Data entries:
%%

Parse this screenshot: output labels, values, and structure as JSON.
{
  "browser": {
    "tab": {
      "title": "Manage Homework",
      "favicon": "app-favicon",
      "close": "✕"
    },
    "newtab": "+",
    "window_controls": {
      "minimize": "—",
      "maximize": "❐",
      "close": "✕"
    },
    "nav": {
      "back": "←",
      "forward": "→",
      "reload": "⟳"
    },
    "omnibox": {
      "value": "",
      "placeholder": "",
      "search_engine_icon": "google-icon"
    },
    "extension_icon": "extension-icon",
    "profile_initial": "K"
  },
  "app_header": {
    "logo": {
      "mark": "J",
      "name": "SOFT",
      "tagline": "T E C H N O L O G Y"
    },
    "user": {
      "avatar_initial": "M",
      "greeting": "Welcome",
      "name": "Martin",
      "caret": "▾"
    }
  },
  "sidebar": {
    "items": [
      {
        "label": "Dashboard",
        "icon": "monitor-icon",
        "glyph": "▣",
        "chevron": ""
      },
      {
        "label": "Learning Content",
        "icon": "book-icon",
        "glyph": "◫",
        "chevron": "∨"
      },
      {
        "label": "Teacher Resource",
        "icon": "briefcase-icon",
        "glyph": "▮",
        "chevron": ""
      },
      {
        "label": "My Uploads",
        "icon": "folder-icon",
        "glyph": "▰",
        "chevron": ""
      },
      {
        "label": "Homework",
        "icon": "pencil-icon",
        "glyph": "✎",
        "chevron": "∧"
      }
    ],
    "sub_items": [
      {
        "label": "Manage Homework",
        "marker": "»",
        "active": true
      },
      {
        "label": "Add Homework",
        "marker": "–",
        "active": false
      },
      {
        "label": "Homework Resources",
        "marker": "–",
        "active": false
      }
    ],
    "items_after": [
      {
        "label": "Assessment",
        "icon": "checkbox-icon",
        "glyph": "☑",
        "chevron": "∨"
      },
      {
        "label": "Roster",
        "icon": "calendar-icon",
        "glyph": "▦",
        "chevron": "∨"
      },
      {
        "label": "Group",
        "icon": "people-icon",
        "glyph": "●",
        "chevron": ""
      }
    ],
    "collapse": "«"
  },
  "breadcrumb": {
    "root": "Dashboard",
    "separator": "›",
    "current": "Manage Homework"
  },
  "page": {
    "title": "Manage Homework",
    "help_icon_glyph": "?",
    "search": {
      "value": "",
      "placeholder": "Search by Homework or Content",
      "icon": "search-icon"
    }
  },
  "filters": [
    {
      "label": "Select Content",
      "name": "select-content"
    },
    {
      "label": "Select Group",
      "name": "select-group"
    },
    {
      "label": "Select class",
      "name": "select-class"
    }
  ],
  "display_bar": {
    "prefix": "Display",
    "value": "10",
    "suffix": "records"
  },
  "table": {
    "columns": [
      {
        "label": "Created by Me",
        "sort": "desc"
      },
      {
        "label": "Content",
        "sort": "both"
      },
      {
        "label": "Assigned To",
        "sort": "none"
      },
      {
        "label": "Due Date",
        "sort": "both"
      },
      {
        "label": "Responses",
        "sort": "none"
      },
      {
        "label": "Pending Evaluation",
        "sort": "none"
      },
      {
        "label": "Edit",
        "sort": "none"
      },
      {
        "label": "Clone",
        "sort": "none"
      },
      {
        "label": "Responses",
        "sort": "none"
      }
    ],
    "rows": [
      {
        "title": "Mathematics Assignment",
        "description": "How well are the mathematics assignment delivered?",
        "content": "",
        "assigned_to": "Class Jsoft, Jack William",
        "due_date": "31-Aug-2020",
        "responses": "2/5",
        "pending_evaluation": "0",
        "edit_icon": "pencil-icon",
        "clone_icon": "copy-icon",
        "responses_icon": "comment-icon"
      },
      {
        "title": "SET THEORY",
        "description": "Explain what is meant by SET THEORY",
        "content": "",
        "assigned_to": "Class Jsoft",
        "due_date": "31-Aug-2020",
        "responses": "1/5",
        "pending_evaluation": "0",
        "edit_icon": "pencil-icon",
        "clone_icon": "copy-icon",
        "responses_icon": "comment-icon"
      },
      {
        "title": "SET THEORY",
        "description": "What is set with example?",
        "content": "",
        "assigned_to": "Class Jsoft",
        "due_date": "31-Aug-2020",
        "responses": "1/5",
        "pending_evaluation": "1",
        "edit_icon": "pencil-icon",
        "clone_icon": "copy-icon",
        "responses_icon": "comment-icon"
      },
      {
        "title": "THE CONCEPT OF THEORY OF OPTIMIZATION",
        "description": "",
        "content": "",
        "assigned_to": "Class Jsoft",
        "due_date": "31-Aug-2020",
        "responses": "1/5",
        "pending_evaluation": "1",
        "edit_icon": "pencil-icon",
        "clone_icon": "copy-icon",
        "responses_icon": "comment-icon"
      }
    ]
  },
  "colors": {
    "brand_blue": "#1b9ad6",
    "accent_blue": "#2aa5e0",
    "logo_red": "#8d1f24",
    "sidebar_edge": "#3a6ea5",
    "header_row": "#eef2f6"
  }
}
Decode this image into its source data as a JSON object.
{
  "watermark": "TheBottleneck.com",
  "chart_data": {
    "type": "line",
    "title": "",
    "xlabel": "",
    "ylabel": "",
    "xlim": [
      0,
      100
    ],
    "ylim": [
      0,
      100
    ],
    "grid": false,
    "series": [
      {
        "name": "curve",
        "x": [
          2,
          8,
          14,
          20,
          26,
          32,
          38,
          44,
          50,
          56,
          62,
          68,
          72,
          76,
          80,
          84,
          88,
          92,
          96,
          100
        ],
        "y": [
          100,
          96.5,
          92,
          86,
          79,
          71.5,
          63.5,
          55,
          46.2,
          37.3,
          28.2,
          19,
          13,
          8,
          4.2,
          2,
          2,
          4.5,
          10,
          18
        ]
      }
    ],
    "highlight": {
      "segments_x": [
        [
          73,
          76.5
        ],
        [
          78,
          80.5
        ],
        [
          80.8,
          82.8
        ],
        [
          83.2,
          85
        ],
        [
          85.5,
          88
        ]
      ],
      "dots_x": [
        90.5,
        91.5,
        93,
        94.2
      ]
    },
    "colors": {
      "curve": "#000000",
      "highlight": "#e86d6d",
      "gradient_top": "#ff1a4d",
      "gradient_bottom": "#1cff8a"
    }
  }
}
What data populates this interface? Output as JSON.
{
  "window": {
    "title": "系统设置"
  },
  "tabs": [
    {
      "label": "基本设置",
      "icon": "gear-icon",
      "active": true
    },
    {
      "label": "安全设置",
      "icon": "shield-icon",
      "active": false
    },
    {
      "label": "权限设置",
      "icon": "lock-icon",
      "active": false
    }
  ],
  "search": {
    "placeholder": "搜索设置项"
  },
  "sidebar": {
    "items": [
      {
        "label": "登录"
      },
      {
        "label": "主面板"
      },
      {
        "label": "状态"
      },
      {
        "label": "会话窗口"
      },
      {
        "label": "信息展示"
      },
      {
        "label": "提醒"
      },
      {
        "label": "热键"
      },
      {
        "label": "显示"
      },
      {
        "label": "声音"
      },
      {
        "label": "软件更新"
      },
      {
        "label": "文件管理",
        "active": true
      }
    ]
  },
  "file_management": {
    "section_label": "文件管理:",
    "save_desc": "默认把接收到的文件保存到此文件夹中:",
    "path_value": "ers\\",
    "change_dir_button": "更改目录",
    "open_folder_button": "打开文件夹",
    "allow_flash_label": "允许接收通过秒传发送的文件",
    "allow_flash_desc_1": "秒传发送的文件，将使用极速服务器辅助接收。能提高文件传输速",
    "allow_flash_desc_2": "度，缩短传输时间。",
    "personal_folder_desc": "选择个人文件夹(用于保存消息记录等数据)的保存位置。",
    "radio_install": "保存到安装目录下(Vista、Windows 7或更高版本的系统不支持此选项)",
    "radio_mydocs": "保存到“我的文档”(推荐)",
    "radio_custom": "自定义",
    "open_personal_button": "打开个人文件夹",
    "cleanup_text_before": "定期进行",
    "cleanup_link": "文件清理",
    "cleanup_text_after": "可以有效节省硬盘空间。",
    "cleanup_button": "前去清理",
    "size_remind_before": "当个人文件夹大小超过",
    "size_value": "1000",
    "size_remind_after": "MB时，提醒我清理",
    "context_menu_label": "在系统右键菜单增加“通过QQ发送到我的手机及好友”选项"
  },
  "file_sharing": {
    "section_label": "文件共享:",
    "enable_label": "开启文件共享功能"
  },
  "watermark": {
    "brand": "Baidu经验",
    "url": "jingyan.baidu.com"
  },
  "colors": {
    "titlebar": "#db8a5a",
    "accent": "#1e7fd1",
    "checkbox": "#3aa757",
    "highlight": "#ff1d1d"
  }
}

%%

WRITTEN PROBLEM: Scan the material above and determine how many lines include the word "THEORY"; report only the number.

COMPLETED TASK: 4